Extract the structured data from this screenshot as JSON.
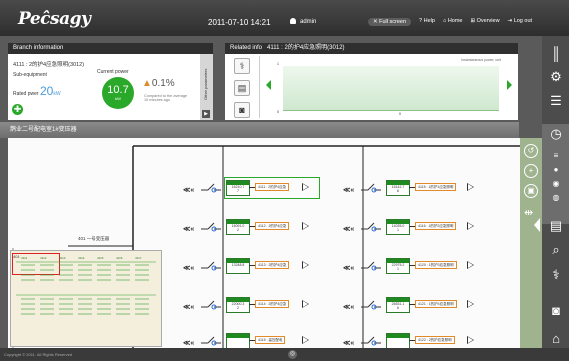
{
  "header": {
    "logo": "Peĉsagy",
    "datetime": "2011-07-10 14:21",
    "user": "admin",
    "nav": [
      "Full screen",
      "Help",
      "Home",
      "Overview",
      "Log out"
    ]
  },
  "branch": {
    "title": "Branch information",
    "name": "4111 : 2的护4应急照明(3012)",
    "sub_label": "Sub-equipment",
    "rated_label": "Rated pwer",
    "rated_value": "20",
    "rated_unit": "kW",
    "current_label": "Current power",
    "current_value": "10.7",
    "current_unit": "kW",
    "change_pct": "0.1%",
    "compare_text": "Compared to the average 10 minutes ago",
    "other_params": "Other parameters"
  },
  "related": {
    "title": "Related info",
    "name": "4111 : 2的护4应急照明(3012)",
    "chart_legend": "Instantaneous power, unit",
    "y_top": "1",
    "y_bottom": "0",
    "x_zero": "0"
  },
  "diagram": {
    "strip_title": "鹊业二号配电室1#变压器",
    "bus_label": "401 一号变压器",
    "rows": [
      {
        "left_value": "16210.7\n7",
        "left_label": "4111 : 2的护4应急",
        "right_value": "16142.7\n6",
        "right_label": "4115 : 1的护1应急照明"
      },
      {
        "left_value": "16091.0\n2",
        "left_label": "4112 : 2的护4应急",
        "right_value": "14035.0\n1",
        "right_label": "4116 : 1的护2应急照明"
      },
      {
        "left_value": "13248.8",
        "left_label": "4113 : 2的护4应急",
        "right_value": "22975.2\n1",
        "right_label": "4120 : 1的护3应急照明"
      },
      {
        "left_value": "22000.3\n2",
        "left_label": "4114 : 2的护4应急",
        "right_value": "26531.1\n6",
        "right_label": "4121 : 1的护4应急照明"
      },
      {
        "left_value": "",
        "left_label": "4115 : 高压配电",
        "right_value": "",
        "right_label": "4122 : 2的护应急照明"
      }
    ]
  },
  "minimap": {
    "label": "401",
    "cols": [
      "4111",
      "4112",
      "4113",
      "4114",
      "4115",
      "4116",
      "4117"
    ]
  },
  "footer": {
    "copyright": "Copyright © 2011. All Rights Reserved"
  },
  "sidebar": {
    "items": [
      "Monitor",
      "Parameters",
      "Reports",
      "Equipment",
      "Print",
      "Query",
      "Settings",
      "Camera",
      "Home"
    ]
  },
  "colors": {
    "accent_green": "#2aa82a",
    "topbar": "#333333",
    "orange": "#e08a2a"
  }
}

⁂

**PROBLEM TO WORK ON**
Write out the material above again, word for word, minus its pictures.

**SOLUTION TO THIS TASK**
Extract the structured data from this screenshot as JSON.
{
  "header": {
    "logo": "Peĉsagy",
    "datetime": "2011-07-10 14:21",
    "user": "admin",
    "nav": [
      "Full screen",
      "Help",
      "Home",
      "Overview",
      "Log out"
    ]
  },
  "branch": {
    "title": "Branch information",
    "name": "4111 : 2的护4应急照明(3012)",
    "sub_label": "Sub-equipment",
    "rated_label": "Rated pwer",
    "rated_value": "20",
    "rated_unit": "kW",
    "current_label": "Current power",
    "current_value": "10.7",
    "current_unit": "kW",
    "change_pct": "0.1%",
    "compare_text": "Compared to the average 10 minutes ago",
    "other_params": "Other parameters"
  },
  "related": {
    "title": "Related info",
    "name": "4111 : 2的护4应急照明(3012)",
    "chart_legend": "Instantaneous power, unit",
    "y_top": "1",
    "y_bottom": "0",
    "x_zero": "0"
  },
  "diagram": {
    "strip_title": "鹊业二号配电室1#变压器",
    "bus_label": "401 一号变压器",
    "rows": [
      {
        "left_value": "16210.7\n7",
        "left_label": "4111 : 2的护4应急",
        "right_value": "16142.7\n6",
        "right_label": "4115 : 1的护1应急照明"
      },
      {
        "left_value": "16091.0\n2",
        "left_label": "4112 : 2的护4应急",
        "right_value": "14035.0\n1",
        "right_label": "4116 : 1的护2应急照明"
      },
      {
        "left_value": "13248.8",
        "left_label": "4113 : 2的护4应急",
        "right_value": "22975.2\n1",
        "right_label": "4120 : 1的护3应急照明"
      },
      {
        "left_value": "22000.3\n2",
        "left_label": "4114 : 2的护4应急",
        "right_value": "26531.1\n6",
        "right_label": "4121 : 1的护4应急照明"
      },
      {
        "left_value": "",
        "left_label": "4115 : 高压配电",
        "right_value": "",
        "right_label": "4122 : 2的护应急照明"
      }
    ]
  },
  "minimap": {
    "label": "401",
    "cols": [
      "4111",
      "4112",
      "4113",
      "4114",
      "4115",
      "4116",
      "4117"
    ]
  },
  "footer": {
    "copyright": "Copyright © 2011. All Rights Reserved"
  },
  "sidebar": {
    "items": [
      "Monitor",
      "Parameters",
      "Reports",
      "Equipment",
      "Print",
      "Query",
      "Settings",
      "Camera",
      "Home"
    ]
  },
  "colors": {
    "accent_green": "#2aa82a",
    "topbar": "#333333",
    "orange": "#e08a2a"
  }
}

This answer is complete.